> Task directions
Every line with the word "Types" in it should be extracted from the data that follows.

********************

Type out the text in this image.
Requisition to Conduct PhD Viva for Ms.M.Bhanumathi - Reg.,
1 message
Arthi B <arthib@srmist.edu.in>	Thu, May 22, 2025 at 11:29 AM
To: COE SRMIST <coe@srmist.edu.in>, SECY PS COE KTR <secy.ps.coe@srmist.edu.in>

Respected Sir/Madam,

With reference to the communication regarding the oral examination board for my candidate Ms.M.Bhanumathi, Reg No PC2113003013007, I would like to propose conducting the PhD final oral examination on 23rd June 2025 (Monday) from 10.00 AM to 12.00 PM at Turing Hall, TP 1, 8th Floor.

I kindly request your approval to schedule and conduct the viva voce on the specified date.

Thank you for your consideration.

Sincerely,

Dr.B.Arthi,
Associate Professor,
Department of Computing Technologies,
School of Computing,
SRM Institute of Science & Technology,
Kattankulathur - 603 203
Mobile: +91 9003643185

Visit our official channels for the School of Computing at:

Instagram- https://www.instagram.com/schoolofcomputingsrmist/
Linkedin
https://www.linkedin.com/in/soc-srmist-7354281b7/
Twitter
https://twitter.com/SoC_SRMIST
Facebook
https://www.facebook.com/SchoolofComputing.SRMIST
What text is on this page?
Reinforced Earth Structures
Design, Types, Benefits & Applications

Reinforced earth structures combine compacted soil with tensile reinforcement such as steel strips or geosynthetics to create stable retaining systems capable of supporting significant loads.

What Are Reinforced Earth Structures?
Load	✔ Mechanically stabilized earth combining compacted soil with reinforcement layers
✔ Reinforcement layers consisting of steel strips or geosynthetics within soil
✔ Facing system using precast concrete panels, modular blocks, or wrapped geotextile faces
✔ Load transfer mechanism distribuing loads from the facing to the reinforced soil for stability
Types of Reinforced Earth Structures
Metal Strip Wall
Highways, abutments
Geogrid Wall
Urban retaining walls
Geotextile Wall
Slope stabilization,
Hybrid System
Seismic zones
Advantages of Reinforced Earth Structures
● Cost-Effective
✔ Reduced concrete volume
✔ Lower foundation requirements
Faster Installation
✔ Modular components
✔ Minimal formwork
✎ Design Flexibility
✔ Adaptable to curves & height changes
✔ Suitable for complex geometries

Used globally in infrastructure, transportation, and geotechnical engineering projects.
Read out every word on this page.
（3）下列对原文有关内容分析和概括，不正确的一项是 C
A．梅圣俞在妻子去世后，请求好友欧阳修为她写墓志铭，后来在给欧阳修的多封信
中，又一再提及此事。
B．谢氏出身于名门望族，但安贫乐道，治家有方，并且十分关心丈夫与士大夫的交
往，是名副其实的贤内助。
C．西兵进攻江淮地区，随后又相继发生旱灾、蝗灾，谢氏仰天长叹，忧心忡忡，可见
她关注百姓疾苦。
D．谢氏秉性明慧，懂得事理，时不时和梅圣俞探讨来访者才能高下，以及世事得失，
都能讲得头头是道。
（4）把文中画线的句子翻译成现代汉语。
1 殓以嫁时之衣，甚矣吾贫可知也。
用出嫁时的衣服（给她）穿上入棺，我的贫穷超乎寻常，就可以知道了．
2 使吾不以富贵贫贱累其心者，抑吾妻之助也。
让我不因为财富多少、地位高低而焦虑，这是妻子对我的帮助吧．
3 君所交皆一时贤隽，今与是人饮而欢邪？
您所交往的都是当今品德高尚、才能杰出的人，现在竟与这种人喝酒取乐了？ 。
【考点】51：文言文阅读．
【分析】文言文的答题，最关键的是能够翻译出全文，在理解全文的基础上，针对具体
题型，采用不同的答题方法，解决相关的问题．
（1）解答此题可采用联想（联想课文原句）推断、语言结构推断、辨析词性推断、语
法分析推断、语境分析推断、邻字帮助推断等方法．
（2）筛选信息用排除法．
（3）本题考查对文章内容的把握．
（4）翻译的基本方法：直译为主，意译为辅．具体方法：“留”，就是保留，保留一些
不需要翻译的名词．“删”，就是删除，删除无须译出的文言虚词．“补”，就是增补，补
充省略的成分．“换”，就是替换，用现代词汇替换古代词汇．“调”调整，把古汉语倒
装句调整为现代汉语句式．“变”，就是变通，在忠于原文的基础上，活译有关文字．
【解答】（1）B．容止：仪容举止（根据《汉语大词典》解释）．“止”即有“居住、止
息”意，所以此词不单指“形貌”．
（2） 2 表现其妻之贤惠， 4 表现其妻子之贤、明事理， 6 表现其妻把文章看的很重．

********************

> Finished answer
Design, Types, Benefits & Applications
Types of Reinforced Earth Structures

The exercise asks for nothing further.